*WHAT YOU NEED TO DO*. List each line of the data that holds the word "RELEASE".

╭─ STORED RECORDS

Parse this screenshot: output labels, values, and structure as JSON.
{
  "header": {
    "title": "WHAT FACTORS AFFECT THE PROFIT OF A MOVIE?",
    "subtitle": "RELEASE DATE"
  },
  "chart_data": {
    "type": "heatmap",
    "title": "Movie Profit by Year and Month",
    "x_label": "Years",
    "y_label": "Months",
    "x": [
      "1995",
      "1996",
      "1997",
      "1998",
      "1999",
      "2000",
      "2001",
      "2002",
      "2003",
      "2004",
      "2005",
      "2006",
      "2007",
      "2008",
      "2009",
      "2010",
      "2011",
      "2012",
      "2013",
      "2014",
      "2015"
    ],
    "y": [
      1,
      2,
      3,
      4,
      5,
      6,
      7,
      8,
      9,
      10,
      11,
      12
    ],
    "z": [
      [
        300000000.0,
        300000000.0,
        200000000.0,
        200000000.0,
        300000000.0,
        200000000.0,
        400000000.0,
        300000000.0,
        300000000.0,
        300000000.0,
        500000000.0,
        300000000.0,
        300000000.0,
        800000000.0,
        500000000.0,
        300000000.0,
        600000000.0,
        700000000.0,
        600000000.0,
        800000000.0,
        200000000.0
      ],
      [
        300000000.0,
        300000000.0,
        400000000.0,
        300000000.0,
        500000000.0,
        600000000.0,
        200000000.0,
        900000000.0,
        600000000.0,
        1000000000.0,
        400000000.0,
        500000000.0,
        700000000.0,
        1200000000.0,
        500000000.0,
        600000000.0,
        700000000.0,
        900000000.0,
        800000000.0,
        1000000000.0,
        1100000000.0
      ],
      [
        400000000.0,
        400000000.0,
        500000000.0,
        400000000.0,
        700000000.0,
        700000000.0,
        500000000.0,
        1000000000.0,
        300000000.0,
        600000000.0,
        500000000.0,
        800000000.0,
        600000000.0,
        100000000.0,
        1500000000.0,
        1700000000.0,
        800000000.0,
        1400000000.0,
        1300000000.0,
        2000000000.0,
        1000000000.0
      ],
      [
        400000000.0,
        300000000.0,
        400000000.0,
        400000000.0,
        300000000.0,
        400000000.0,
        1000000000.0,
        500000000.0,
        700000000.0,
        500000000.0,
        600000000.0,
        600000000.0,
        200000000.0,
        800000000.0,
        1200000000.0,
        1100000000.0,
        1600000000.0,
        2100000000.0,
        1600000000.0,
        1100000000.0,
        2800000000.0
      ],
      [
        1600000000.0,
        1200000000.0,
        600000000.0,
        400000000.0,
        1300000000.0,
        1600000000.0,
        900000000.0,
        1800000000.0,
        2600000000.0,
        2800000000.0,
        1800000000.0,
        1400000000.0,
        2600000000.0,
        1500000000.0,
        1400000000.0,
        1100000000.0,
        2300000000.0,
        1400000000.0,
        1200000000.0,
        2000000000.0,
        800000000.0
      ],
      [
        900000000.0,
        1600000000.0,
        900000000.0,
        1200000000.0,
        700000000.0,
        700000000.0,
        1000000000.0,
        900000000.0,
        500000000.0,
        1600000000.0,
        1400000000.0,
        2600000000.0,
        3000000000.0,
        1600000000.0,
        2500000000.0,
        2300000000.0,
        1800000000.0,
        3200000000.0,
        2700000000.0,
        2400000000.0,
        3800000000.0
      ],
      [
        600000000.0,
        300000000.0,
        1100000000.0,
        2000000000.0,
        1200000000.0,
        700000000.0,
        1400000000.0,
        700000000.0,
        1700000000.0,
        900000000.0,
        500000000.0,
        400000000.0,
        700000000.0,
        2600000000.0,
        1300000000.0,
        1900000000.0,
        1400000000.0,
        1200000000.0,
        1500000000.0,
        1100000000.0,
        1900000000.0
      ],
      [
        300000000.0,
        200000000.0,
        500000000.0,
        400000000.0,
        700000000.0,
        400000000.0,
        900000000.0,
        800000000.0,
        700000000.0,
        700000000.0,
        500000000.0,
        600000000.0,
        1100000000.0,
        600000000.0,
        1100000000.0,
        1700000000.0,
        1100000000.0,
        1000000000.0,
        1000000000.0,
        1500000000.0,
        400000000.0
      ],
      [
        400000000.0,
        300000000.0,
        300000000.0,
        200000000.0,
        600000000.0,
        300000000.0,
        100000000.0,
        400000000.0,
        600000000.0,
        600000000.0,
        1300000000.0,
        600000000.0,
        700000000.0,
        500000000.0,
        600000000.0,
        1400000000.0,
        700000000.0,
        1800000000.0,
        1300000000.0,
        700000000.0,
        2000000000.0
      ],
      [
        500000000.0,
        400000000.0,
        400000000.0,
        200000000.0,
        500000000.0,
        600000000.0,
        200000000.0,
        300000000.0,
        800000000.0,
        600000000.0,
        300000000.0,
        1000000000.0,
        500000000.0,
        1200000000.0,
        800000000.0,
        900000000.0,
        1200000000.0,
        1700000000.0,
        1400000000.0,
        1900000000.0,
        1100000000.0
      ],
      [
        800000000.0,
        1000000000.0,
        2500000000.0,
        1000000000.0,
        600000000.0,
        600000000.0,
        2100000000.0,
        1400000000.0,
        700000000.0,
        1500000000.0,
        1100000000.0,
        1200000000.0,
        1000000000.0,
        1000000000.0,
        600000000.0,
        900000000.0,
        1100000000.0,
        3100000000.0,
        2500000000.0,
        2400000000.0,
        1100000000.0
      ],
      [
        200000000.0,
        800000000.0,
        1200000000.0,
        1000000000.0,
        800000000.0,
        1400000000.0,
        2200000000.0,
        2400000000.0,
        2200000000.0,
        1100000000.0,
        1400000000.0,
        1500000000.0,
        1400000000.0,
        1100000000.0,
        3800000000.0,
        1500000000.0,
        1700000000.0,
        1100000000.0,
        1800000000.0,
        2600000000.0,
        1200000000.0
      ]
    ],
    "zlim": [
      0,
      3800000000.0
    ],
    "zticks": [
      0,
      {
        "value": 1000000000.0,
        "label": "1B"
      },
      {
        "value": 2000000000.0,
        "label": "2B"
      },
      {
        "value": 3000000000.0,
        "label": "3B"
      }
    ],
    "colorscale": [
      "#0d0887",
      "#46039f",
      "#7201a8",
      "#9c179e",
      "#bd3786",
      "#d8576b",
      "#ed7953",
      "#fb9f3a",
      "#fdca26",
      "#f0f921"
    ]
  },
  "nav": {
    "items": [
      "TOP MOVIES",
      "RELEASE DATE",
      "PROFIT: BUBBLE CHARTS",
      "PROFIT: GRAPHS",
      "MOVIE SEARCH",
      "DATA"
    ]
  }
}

╰─
╭─ STORED RECORDS

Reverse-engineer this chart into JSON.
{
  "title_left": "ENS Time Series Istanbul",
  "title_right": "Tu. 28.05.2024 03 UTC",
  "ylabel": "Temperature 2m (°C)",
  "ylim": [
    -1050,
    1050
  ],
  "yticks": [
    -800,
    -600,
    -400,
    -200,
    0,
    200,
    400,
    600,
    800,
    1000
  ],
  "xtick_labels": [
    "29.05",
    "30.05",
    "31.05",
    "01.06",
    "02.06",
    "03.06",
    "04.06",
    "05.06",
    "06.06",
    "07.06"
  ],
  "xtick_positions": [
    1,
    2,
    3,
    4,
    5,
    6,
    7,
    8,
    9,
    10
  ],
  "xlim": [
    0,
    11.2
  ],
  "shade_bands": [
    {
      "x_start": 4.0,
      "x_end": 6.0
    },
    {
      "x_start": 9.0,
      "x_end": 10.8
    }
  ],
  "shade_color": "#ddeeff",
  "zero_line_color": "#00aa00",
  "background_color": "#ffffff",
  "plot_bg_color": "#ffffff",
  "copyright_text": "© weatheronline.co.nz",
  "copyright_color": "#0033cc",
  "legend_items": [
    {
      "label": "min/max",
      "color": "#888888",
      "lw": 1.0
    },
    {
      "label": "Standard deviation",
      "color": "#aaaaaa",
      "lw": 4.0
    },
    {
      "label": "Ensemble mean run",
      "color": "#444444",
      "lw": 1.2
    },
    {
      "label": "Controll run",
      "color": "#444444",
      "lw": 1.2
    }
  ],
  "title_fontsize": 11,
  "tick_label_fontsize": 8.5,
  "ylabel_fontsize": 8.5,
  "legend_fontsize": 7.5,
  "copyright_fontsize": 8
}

╰─

*RIGHT ANSWER*.
    "subtitle": "RELEASE DATE"
      "RELEASE DATE",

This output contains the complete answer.